***** Entries supplied
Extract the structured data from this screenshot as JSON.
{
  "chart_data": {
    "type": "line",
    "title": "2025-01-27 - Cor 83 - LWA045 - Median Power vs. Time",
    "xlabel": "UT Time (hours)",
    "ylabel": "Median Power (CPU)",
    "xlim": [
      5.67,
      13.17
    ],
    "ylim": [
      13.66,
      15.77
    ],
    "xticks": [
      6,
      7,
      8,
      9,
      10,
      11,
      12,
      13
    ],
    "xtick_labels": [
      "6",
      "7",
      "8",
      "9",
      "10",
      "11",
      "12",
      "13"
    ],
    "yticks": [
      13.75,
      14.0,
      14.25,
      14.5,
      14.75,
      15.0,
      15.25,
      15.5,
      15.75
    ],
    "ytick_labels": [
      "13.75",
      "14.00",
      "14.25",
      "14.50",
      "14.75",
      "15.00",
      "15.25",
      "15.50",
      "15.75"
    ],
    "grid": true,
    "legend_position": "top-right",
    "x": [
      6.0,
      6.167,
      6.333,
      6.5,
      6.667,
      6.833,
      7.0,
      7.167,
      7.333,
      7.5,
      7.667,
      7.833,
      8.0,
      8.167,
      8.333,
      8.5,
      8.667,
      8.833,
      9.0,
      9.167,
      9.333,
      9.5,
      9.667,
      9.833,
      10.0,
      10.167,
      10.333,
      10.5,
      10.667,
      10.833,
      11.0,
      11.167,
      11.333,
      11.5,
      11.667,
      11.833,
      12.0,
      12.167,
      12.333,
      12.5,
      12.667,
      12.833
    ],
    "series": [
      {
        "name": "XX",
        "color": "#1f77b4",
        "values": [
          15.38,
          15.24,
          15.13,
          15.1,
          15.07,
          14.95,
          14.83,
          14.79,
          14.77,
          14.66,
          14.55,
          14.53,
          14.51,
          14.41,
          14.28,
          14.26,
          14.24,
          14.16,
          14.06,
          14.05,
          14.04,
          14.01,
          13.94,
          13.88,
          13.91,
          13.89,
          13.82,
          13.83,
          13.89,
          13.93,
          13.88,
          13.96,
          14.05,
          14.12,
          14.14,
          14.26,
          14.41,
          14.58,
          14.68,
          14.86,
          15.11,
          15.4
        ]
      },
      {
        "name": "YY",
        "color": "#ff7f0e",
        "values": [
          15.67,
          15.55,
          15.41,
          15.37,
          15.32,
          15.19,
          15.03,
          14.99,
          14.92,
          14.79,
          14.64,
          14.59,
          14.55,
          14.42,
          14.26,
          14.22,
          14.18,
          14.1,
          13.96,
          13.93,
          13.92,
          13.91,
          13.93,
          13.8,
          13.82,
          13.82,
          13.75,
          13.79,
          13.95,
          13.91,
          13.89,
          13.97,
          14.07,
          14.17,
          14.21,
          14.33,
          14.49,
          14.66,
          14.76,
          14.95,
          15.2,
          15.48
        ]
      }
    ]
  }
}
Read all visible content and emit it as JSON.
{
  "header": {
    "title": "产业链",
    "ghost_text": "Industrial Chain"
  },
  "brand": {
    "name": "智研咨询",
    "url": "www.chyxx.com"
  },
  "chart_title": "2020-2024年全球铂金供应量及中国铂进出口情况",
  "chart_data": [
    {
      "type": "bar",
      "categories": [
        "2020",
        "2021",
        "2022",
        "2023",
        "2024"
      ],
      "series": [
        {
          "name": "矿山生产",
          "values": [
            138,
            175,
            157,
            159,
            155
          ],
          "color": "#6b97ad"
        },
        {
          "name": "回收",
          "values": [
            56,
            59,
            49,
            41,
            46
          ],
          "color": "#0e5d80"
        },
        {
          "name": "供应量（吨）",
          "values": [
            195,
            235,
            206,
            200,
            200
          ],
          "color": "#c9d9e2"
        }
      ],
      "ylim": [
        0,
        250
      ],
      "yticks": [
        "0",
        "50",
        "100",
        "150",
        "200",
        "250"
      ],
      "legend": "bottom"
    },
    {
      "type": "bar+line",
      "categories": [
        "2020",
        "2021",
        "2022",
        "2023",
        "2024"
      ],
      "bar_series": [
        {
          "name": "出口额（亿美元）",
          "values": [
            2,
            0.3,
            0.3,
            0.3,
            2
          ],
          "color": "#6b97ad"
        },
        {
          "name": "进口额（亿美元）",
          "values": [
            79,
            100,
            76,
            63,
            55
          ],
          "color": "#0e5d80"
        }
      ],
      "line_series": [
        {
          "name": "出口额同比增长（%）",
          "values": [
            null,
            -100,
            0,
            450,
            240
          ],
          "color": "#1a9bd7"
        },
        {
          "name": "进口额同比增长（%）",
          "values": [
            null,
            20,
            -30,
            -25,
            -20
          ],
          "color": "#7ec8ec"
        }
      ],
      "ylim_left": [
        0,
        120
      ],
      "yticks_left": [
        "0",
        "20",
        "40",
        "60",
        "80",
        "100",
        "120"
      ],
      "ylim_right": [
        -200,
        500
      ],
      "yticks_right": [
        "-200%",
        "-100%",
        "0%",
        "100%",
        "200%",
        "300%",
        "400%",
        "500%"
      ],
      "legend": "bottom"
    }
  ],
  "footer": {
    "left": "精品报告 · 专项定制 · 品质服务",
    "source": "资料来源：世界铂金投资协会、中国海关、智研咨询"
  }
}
**********
Description of the task
Repeat each record exactly. Omit nothing.

Solution to this task
Extract the structured data from this screenshot as JSON.
{
  "chart_data": {
    "type": "line",
    "title": "2025-01-27 - Cor 83 - LWA045 - Median Power vs. Time",
    "xlabel": "UT Time (hours)",
    "ylabel": "Median Power (CPU)",
    "xlim": [
      5.67,
      13.17
    ],
    "ylim": [
      13.66,
      15.77
    ],
    "xticks": [
      6,
      7,
      8,
      9,
      10,
      11,
      12,
      13
    ],
    "xtick_labels": [
      "6",
      "7",
      "8",
      "9",
      "10",
      "11",
      "12",
      "13"
    ],
    "yticks": [
      13.75,
      14.0,
      14.25,
      14.5,
      14.75,
      15.0,
      15.25,
      15.5,
      15.75
    ],
    "ytick_labels": [
      "13.75",
      "14.00",
      "14.25",
      "14.50",
      "14.75",
      "15.00",
      "15.25",
      "15.50",
      "15.75"
    ],
    "grid": true,
    "legend_position": "top-right",
    "x": [
      6.0,
      6.167,
      6.333,
      6.5,
      6.667,
      6.833,
      7.0,
      7.167,
      7.333,
      7.5,
      7.667,
      7.833,
      8.0,
      8.167,
      8.333,
      8.5,
      8.667,
      8.833,
      9.0,
      9.167,
      9.333,
      9.5,
      9.667,
      9.833,
      10.0,
      10.167,
      10.333,
      10.5,
      10.667,
      10.833,
      11.0,
      11.167,
      11.333,
      11.5,
      11.667,
      11.833,
      12.0,
      12.167,
      12.333,
      12.5,
      12.667,
      12.833
    ],
    "series": [
      {
        "name": "XX",
        "color": "#1f77b4",
        "values": [
          15.38,
          15.24,
          15.13,
          15.1,
          15.07,
          14.95,
          14.83,
          14.79,
          14.77,
          14.66,
          14.55,
          14.53,
          14.51,
          14.41,
          14.28,
          14.26,
          14.24,
          14.16,
          14.06,
          14.05,
          14.04,
          14.01,
          13.94,
          13.88,
          13.91,
          13.89,
          13.82,
          13.83,
          13.89,
          13.93,
          13.88,
          13.96,
          14.05,
          14.12,
          14.14,
          14.26,
          14.41,
          14.58,
          14.68,
          14.86,
          15.11,
          15.4
        ]
      },
      {
        "name": "YY",
        "color": "#ff7f0e",
        "values": [
          15.67,
          15.55,
          15.41,
          15.37,
          15.32,
          15.19,
          15.03,
          14.99,
          14.92,
          14.79,
          14.64,
          14.59,
          14.55,
          14.42,
          14.26,
          14.22,
          14.18,
          14.1,
          13.96,
          13.93,
          13.92,
          13.91,
          13.93,
          13.8,
          13.82,
          13.82,
          13.75,
          13.79,
          13.95,
          13.91,
          13.89,
          13.97,
          14.07,
          14.17,
          14.21,
          14.33,
          14.49,
          14.66,
          14.76,
          14.95,
          15.2,
          15.48
        ]
      }
    ]
  }
}
Read all visible content and emit it as JSON.
{
  "header": {
    "title": "产业链",
    "ghost_text": "Industrial Chain"
  },
  "brand": {
    "name": "智研咨询",
    "url": "www.chyxx.com"
  },
  "chart_title": "2020-2024年全球铂金供应量及中国铂进出口情况",
  "chart_data": [
    {
      "type": "bar",
      "categories": [
        "2020",
        "2021",
        "2022",
        "2023",
        "2024"
      ],
      "series": [
        {
          "name": "矿山生产",
          "values": [
            138,
            175,
            157,
            159,
            155
          ],
          "color": "#6b97ad"
        },
        {
          "name": "回收",
          "values": [
            56,
            59,
            49,
            41,
            46
          ],
          "color": "#0e5d80"
        },
        {
          "name": "供应量（吨）",
          "values": [
            195,
            235,
            206,
            200,
            200
          ],
          "color": "#c9d9e2"
        }
      ],
      "ylim": [
        0,
        250
      ],
      "yticks": [
        "0",
        "50",
        "100",
        "150",
        "200",
        "250"
      ],
      "legend": "bottom"
    },
    {
      "type": "bar+line",
      "categories": [
        "2020",
        "2021",
        "2022",
        "2023",
        "2024"
      ],
      "bar_series": [
        {
          "name": "出口额（亿美元）",
          "values": [
            2,
            0.3,
            0.3,
            0.3,
            2
          ],
          "color": "#6b97ad"
        },
        {
          "name": "进口额（亿美元）",
          "values": [
            79,
            100,
            76,
            63,
            55
          ],
          "color": "#0e5d80"
        }
      ],
      "line_series": [
        {
          "name": "出口额同比增长（%）",
          "values": [
            null,
            -100,
            0,
            450,
            240
          ],
          "color": "#1a9bd7"
        },
        {
          "name": "进口额同比增长（%）",
          "values": [
            null,
            20,
            -30,
            -25,
            -20
          ],
          "color": "#7ec8ec"
        }
      ],
      "ylim_left": [
        0,
        120
      ],
      "yticks_left": [
        "0",
        "20",
        "40",
        "60",
        "80",
        "100",
        "120"
      ],
      "ylim_right": [
        -200,
        500
      ],
      "yticks_right": [
        "-200%",
        "-100%",
        "0%",
        "100%",
        "200%",
        "300%",
        "400%",
        "500%"
      ],
      "legend": "bottom"
    }
  ],
  "footer": {
    "left": "精品报告 · 专项定制 · 品质服务",
    "source": "资料来源：世界铂金投资协会、中国海关、智研咨询"
  }
}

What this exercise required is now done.